======== Records provided ========

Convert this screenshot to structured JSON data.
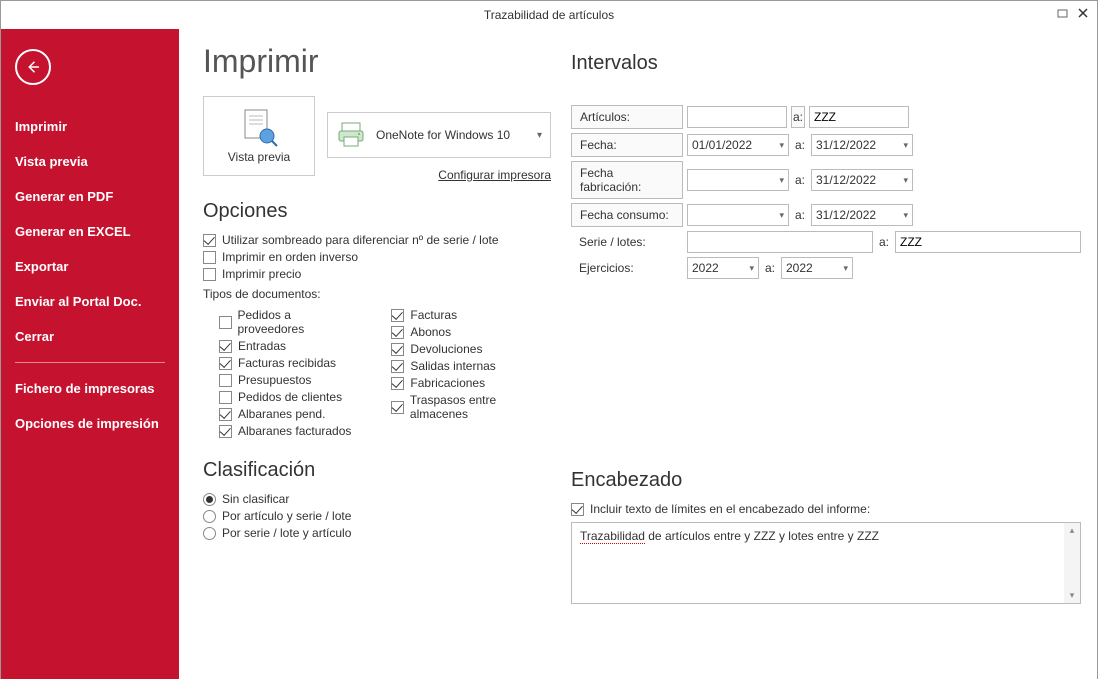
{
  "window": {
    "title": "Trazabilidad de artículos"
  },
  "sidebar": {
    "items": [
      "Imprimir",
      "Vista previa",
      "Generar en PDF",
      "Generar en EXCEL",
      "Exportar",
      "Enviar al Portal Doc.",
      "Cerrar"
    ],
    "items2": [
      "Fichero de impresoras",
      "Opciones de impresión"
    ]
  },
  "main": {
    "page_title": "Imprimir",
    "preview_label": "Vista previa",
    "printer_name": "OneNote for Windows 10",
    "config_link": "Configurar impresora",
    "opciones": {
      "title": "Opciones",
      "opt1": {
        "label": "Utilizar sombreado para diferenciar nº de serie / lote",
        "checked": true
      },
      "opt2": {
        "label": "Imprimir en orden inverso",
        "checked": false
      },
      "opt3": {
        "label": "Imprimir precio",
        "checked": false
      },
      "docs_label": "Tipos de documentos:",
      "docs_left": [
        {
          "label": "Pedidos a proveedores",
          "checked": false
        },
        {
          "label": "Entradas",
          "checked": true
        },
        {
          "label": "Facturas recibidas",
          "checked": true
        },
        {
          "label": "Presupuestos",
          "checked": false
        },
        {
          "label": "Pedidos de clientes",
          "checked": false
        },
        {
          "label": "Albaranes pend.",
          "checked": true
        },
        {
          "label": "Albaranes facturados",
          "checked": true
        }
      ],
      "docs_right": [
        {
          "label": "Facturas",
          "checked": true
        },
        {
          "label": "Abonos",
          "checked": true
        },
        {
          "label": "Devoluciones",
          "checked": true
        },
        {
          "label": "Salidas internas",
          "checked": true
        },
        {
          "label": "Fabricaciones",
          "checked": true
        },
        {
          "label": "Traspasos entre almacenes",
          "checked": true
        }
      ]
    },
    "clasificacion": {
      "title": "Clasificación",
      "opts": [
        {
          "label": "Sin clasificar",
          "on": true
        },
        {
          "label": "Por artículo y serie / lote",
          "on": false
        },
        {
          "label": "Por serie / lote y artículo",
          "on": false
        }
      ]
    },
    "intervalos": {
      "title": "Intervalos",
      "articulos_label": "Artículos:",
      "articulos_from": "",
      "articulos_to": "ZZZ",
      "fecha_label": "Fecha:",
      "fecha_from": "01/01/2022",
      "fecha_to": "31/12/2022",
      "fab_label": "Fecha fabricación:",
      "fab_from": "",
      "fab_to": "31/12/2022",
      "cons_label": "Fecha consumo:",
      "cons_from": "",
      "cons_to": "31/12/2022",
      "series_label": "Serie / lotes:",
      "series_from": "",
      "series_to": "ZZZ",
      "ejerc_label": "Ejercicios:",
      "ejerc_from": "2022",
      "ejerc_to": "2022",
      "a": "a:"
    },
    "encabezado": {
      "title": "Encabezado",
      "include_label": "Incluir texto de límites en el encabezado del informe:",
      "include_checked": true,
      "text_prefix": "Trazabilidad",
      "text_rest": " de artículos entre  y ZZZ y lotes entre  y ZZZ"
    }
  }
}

========

Given task
Without the pictures, restate all the entries above exactly.

Result of this exercise
Convert this screenshot to structured JSON data.
{
  "window": {
    "title": "Trazabilidad de artículos"
  },
  "sidebar": {
    "items": [
      "Imprimir",
      "Vista previa",
      "Generar en PDF",
      "Generar en EXCEL",
      "Exportar",
      "Enviar al Portal Doc.",
      "Cerrar"
    ],
    "items2": [
      "Fichero de impresoras",
      "Opciones de impresión"
    ]
  },
  "main": {
    "page_title": "Imprimir",
    "preview_label": "Vista previa",
    "printer_name": "OneNote for Windows 10",
    "config_link": "Configurar impresora",
    "opciones": {
      "title": "Opciones",
      "opt1": {
        "label": "Utilizar sombreado para diferenciar nº de serie / lote",
        "checked": true
      },
      "opt2": {
        "label": "Imprimir en orden inverso",
        "checked": false
      },
      "opt3": {
        "label": "Imprimir precio",
        "checked": false
      },
      "docs_label": "Tipos de documentos:",
      "docs_left": [
        {
          "label": "Pedidos a proveedores",
          "checked": false
        },
        {
          "label": "Entradas",
          "checked": true
        },
        {
          "label": "Facturas recibidas",
          "checked": true
        },
        {
          "label": "Presupuestos",
          "checked": false
        },
        {
          "label": "Pedidos de clientes",
          "checked": false
        },
        {
          "label": "Albaranes pend.",
          "checked": true
        },
        {
          "label": "Albaranes facturados",
          "checked": true
        }
      ],
      "docs_right": [
        {
          "label": "Facturas",
          "checked": true
        },
        {
          "label": "Abonos",
          "checked": true
        },
        {
          "label": "Devoluciones",
          "checked": true
        },
        {
          "label": "Salidas internas",
          "checked": true
        },
        {
          "label": "Fabricaciones",
          "checked": true
        },
        {
          "label": "Traspasos entre almacenes",
          "checked": true
        }
      ]
    },
    "clasificacion": {
      "title": "Clasificación",
      "opts": [
        {
          "label": "Sin clasificar",
          "on": true
        },
        {
          "label": "Por artículo y serie / lote",
          "on": false
        },
        {
          "label": "Por serie / lote y artículo",
          "on": false
        }
      ]
    },
    "intervalos": {
      "title": "Intervalos",
      "articulos_label": "Artículos:",
      "articulos_from": "",
      "articulos_to": "ZZZ",
      "fecha_label": "Fecha:",
      "fecha_from": "01/01/2022",
      "fecha_to": "31/12/2022",
      "fab_label": "Fecha fabricación:",
      "fab_from": "",
      "fab_to": "31/12/2022",
      "cons_label": "Fecha consumo:",
      "cons_from": "",
      "cons_to": "31/12/2022",
      "series_label": "Serie / lotes:",
      "series_from": "",
      "series_to": "ZZZ",
      "ejerc_label": "Ejercicios:",
      "ejerc_from": "2022",
      "ejerc_to": "2022",
      "a": "a:"
    },
    "encabezado": {
      "title": "Encabezado",
      "include_label": "Incluir texto de límites en el encabezado del informe:",
      "include_checked": true,
      "text_prefix": "Trazabilidad",
      "text_rest": " de artículos entre  y ZZZ y lotes entre  y ZZZ"
    }
  }
}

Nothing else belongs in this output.